What to produce: Copy out the data exactly, leaving the pictures behind.

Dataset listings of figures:

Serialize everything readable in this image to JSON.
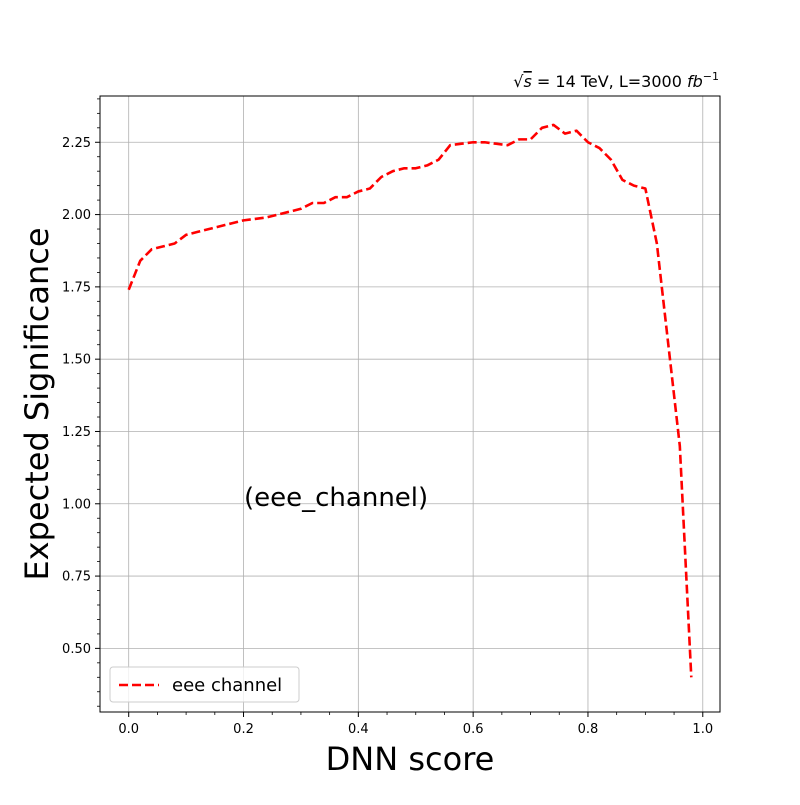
{
  "chart_data": {
    "type": "line",
    "xlabel": "DNN score",
    "ylabel": "Expected Significance",
    "header_text": {
      "sqrt_symbol": "√",
      "s_symbol": "s",
      "rest": " = 14 TeV, L=3000 ",
      "unit": "fb",
      "unit_exp": "−1"
    },
    "annotation": "(eee_channel)",
    "xlim": [
      -0.05,
      1.03
    ],
    "ylim": [
      0.28,
      2.41
    ],
    "xticks": [
      0.0,
      0.2,
      0.4,
      0.6,
      0.8,
      1.0
    ],
    "xtick_labels": [
      "0.0",
      "0.2",
      "0.4",
      "0.6",
      "0.8",
      "1.0"
    ],
    "yticks": [
      0.5,
      0.75,
      1.0,
      1.25,
      1.5,
      1.75,
      2.0,
      2.25
    ],
    "ytick_labels": [
      "0.50",
      "0.75",
      "1.00",
      "1.25",
      "1.50",
      "1.75",
      "2.00",
      "2.25"
    ],
    "grid": true,
    "legend_position": "lower-left",
    "series": [
      {
        "name": "eee channel",
        "color": "#ff0000",
        "style": "dashed",
        "x": [
          0.0,
          0.02,
          0.04,
          0.06,
          0.08,
          0.1,
          0.12,
          0.14,
          0.16,
          0.18,
          0.2,
          0.22,
          0.24,
          0.26,
          0.28,
          0.3,
          0.32,
          0.34,
          0.36,
          0.38,
          0.4,
          0.42,
          0.44,
          0.46,
          0.48,
          0.5,
          0.52,
          0.54,
          0.56,
          0.58,
          0.6,
          0.62,
          0.64,
          0.66,
          0.68,
          0.7,
          0.72,
          0.74,
          0.76,
          0.78,
          0.8,
          0.82,
          0.84,
          0.86,
          0.88,
          0.9,
          0.92,
          0.94,
          0.96,
          0.98
        ],
        "y": [
          1.74,
          1.84,
          1.88,
          1.89,
          1.9,
          1.93,
          1.94,
          1.95,
          1.96,
          1.97,
          1.98,
          1.985,
          1.99,
          2.0,
          2.01,
          2.02,
          2.04,
          2.04,
          2.06,
          2.06,
          2.08,
          2.09,
          2.13,
          2.15,
          2.16,
          2.16,
          2.17,
          2.19,
          2.24,
          2.245,
          2.25,
          2.25,
          2.245,
          2.24,
          2.26,
          2.26,
          2.3,
          2.31,
          2.28,
          2.29,
          2.25,
          2.23,
          2.19,
          2.12,
          2.1,
          2.09,
          1.9,
          1.55,
          1.2,
          0.4
        ]
      }
    ]
  }
}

Complete answer:
Serialize everything readable in this image to JSON.
{
  "chart_data": {
    "type": "line",
    "xlabel": "DNN score",
    "ylabel": "Expected Significance",
    "header_text": {
      "sqrt_symbol": "√",
      "s_symbol": "s",
      "rest": " = 14 TeV, L=3000 ",
      "unit": "fb",
      "unit_exp": "−1"
    },
    "annotation": "(eee_channel)",
    "xlim": [
      -0.05,
      1.03
    ],
    "ylim": [
      0.28,
      2.41
    ],
    "xticks": [
      0.0,
      0.2,
      0.4,
      0.6,
      0.8,
      1.0
    ],
    "xtick_labels": [
      "0.0",
      "0.2",
      "0.4",
      "0.6",
      "0.8",
      "1.0"
    ],
    "yticks": [
      0.5,
      0.75,
      1.0,
      1.25,
      1.5,
      1.75,
      2.0,
      2.25
    ],
    "ytick_labels": [
      "0.50",
      "0.75",
      "1.00",
      "1.25",
      "1.50",
      "1.75",
      "2.00",
      "2.25"
    ],
    "grid": true,
    "legend_position": "lower-left",
    "series": [
      {
        "name": "eee channel",
        "color": "#ff0000",
        "style": "dashed",
        "x": [
          0.0,
          0.02,
          0.04,
          0.06,
          0.08,
          0.1,
          0.12,
          0.14,
          0.16,
          0.18,
          0.2,
          0.22,
          0.24,
          0.26,
          0.28,
          0.3,
          0.32,
          0.34,
          0.36,
          0.38,
          0.4,
          0.42,
          0.44,
          0.46,
          0.48,
          0.5,
          0.52,
          0.54,
          0.56,
          0.58,
          0.6,
          0.62,
          0.64,
          0.66,
          0.68,
          0.7,
          0.72,
          0.74,
          0.76,
          0.78,
          0.8,
          0.82,
          0.84,
          0.86,
          0.88,
          0.9,
          0.92,
          0.94,
          0.96,
          0.98
        ],
        "y": [
          1.74,
          1.84,
          1.88,
          1.89,
          1.9,
          1.93,
          1.94,
          1.95,
          1.96,
          1.97,
          1.98,
          1.985,
          1.99,
          2.0,
          2.01,
          2.02,
          2.04,
          2.04,
          2.06,
          2.06,
          2.08,
          2.09,
          2.13,
          2.15,
          2.16,
          2.16,
          2.17,
          2.19,
          2.24,
          2.245,
          2.25,
          2.25,
          2.245,
          2.24,
          2.26,
          2.26,
          2.3,
          2.31,
          2.28,
          2.29,
          2.25,
          2.23,
          2.19,
          2.12,
          2.1,
          2.09,
          1.9,
          1.55,
          1.2,
          0.4
        ]
      }
    ]
  }
}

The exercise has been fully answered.